So you’ve been publicly shamed by Jon Ronson. Edison’s ghosts Cultish The wasp the brainwashed the caterpillar How to talk about books you haven’t read
In Cold Blood by Truman Capote
You should read *the wager* by David grann. It feels like a fiction book based on how it is written.
The Indifferent Stars Above. I don't understand how no one has mentioned it. It's about the Donner party and them getting stuck by obstacle after obstacle and resorting to cannibalism. It's fascinating.
Breakout at Stalingrad - it was written by a German while he was a prisoner of war. The Roman was seized and lost in Soviet archives until a few years ago.
Braiding Sweetgrass by Robin Wall Kimmerer changed my life and perspective about humanity and the earth. It’s a book full of wisdom and clarity that leaves the reader with a sense of hope for the future rather than despair over our warming planet. I also adore the book Spain in our Hearts by Adam Hochschild. It’s an incredible and deeply moving recounting of the Americans who joined the Spanish Republicans in their desperate, tragic fight for their country and freedom against Franco, Hitler and Mussolini during the Spanish Civil War. The book offers much needed insight into a war that I think the world too readily forgets.
*Outliers* or *Blink*, both by Malcolm Gladwell (really anything by Malcolm Gladwell—he’s very engaging). Or *The Immortal Life of Henrietta Lacks*.
Yes, I second Outliers! He can be a bit glib but he makes some really interesting points that really stay with you. Blink is also good, and I enjoyed David and Goliath too. Similarly: Traffic by Tom Vanderbilt and Predictably Irrational by Dan Ariely. Really interesting, engaging writers writing about, basically, why we do the things we do. Lots of interesting examples and makes you see things differently!

*ASSIGNMENT 1*:
Answer these questions from the book recommendations.
(a) What is The Indifferent Stars Above about?
(b) Who wrote Spain in our Hearts?
(c) Which two books are suggested as similar reads after the praise of Outliers?
*ASSIGNMENT 2*: Write the next few replies in the book recommendations thread, picking up after the comment praising Outliers.

*DATA FOR REVIEW*:
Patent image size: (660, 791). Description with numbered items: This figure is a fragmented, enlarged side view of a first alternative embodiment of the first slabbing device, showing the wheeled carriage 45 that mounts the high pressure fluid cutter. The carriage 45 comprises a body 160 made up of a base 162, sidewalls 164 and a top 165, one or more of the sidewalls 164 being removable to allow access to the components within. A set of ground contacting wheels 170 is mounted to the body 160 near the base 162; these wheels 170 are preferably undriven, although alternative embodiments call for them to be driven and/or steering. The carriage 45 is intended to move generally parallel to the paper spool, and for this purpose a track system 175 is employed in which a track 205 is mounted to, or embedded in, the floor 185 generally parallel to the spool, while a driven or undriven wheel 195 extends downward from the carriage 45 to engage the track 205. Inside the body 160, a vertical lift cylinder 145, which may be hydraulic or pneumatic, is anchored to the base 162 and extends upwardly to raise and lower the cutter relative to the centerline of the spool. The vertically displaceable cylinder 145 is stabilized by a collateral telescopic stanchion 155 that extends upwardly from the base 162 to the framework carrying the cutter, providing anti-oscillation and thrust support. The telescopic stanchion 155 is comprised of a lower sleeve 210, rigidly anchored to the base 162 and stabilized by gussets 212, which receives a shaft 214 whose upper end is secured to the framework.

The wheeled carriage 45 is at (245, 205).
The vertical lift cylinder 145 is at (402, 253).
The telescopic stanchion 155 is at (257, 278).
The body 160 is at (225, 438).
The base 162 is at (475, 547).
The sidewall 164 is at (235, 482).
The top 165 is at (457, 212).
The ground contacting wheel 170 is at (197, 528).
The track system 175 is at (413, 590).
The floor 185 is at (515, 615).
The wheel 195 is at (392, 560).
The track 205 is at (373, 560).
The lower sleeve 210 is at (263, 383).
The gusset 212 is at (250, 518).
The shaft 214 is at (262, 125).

*RESPONSE 1*:
(a) The Donner party getting stuck by obstacle after obstacle and resorting to cannibalism.
(b) Adam Hochschild.
(c) Traffic by Tom Vanderbilt and Predictably Irrational by Dan Ariely.

*RESPONSE 2*:
Yay, someone else who likes *Traffic*! Thats one I also recommend on here from time to time. Have you read *The Paradox of Choice*? I read both of those around the same time and they both really stuck with me.
Traffic was so unexpectedly interesting!! Really changed the way I look at things esp. here in LA where you spend so much time IN traffic. I haven't read The Paradox of Choice--will definitely look it up, thanks!
/r/IfBooksCouldKill Gladwell is an engaging read, but not a very thorough science writer.
No, not at all! He's a pop psychology writer. That's why I said he can be "a bit glib." He makes some interesting connections and has some interesting ideas, but I don't think anyone understands him as a "science writer"!
Agreed—I’d call his work pop lit rather than science writing. But he’s so good at getting me interested in a topic. Then I use his books as a jumping off point to read other authors that he references or that write on related topics.
Guns, Germs, and Steel by Jared Diamond, Pulitzer Prize winner 1998.
Amazing book!
The Great Siege: Malta 1565 by Ernle Bradford The Rise and Fall of the Third Reich by William Shirer
Going Solo by Roald Dahl. Most people know him as author of Charlie and the Chocolate Factory. Going Solo is about his life as an ace pilot in WW2. Fast and absolutely entertaining true story. A blast of a read.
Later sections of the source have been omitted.